— begin —

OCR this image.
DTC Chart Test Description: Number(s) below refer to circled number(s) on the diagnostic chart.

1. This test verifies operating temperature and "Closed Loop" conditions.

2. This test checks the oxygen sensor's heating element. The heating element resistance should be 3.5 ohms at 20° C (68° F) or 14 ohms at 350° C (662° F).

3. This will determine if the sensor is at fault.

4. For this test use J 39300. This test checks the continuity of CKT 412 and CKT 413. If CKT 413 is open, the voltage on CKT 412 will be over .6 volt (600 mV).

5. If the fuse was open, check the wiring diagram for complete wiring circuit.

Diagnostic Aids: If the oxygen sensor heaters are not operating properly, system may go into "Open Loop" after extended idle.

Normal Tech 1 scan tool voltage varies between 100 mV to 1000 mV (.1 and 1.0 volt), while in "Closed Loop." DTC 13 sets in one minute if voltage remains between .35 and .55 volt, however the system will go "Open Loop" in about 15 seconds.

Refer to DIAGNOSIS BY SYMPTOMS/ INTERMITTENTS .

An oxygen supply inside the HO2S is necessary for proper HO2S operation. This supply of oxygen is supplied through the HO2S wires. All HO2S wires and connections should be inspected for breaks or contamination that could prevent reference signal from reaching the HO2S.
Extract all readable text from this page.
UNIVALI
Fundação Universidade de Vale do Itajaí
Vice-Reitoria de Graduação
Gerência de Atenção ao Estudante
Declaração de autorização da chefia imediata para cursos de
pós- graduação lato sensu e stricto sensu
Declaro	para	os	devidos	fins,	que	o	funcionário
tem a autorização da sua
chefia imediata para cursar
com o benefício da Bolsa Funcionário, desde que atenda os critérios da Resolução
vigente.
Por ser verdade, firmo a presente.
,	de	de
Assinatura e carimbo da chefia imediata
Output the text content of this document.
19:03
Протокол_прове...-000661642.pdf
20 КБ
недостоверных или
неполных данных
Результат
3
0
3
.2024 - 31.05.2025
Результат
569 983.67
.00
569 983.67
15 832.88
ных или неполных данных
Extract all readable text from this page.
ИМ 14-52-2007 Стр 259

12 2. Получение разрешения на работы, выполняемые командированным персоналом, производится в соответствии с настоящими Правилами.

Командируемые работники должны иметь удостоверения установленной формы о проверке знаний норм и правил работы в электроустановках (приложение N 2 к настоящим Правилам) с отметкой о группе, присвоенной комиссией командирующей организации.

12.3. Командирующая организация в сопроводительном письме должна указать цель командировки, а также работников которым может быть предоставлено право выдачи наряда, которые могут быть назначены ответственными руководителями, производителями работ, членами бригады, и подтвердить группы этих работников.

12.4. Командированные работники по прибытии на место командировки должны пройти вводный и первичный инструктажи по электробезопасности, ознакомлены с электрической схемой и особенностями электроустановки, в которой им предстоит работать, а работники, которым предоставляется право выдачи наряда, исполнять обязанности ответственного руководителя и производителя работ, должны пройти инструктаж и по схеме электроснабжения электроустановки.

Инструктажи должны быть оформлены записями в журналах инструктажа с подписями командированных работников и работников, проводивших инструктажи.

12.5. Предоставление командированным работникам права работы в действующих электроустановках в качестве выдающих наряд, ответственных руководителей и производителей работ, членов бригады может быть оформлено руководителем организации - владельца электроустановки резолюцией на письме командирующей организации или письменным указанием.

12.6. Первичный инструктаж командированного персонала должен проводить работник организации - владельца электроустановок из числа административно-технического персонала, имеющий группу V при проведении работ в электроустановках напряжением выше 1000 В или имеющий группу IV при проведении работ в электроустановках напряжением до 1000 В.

— end —

WHAT TO DO: Copy every record exactly as presented.

SOLUTION TO THE EXERCISE:
OCR this image.
DTC Chart Test Description: Number(s) below refer to circled number(s) on the diagnostic chart.

1. This test verifies operating temperature and "Closed Loop" conditions.

2. This test checks the oxygen sensor's heating element. The heating element resistance should be 3.5 ohms at 20° C (68° F) or 14 ohms at 350° C (662° F).

3. This will determine if the sensor is at fault.

4. For this test use J 39300. This test checks the continuity of CKT 412 and CKT 413. If CKT 413 is open, the voltage on CKT 412 will be over .6 volt (600 mV).

5. If the fuse was open, check the wiring diagram for complete wiring circuit.

Diagnostic Aids: If the oxygen sensor heaters are not operating properly, system may go into "Open Loop" after extended idle.

Normal Tech 1 scan tool voltage varies between 100 mV to 1000 mV (.1 and 1.0 volt), while in "Closed Loop." DTC 13 sets in one minute if voltage remains between .35 and .55 volt, however the system will go "Open Loop" in about 15 seconds.

Refer to DIAGNOSIS BY SYMPTOMS/ INTERMITTENTS .

An oxygen supply inside the HO2S is necessary for proper HO2S operation. This supply of oxygen is supplied through the HO2S wires. All HO2S wires and connections should be inspected for breaks or contamination that could prevent reference signal from reaching the HO2S.
Extract all readable text from this page.
UNIVALI
Fundação Universidade de Vale do Itajaí
Vice-Reitoria de Graduação
Gerência de Atenção ao Estudante
Declaração de autorização da chefia imediata para cursos de
pós- graduação lato sensu e stricto sensu
Declaro	para	os	devidos	fins,	que	o	funcionário
tem a autorização da sua
chefia imediata para cursar
com o benefício da Bolsa Funcionário, desde que atenda os critérios da Resolução
vigente.
Por ser verdade, firmo a presente.
,	de	de
Assinatura e carimbo da chefia imediata
Output the text content of this document.
19:03
Протокол_прове...-000661642.pdf
20 КБ
недостоверных или
неполных данных
Результат
3
0
3
.2024 - 31.05.2025
Результат
569 983.67
.00
569 983.67
15 832.88
ных или неполных данных
Extract all readable text from this page.
ИМ 14-52-2007 Стр 259

12 2. Получение разрешения на работы, выполняемые командированным персоналом, производится в соответствии с настоящими Правилами.

Командируемые работники должны иметь удостоверения установленной формы о проверке знаний норм и правил работы в электроустановках (приложение N 2 к настоящим Правилам) с отметкой о группе, присвоенной комиссией командирующей организации.

12.3. Командирующая организация в сопроводительном письме должна указать цель командировки, а также работников которым может быть предоставлено право выдачи наряда, которые могут быть назначены ответственными руководителями, производителями работ, членами бригады, и подтвердить группы этих работников.

12.4. Командированные работники по прибытии на место командировки должны пройти вводный и первичный инструктажи по электробезопасности, ознакомлены с электрической схемой и особенностями электроустановки, в которой им предстоит работать, а работники, которым предоставляется право выдачи наряда, исполнять обязанности ответственного руководителя и производителя работ, должны пройти инструктаж и по схеме электроснабжения электроустановки.

Инструктажи должны быть оформлены записями в журналах инструктажа с подписями командированных работников и работников, проводивших инструктажи.

12.5. Предоставление командированным работникам права работы в действующих электроустановках в качестве выдающих наряд, ответственных руководителей и производителей работ, членов бригады может быть оформлено руководителем организации - владельца электроустановки резолюцией на письме командирующей организации или письменным указанием.

12.6. Первичный инструктаж командированного персонала должен проводить работник организации - владельца электроустановок из числа административно-технического персонала, имеющий группу V при проведении работ в электроустановках напряжением выше 1000 В или имеющий группу IV при проведении работ в электроустановках напряжением до 1000 В.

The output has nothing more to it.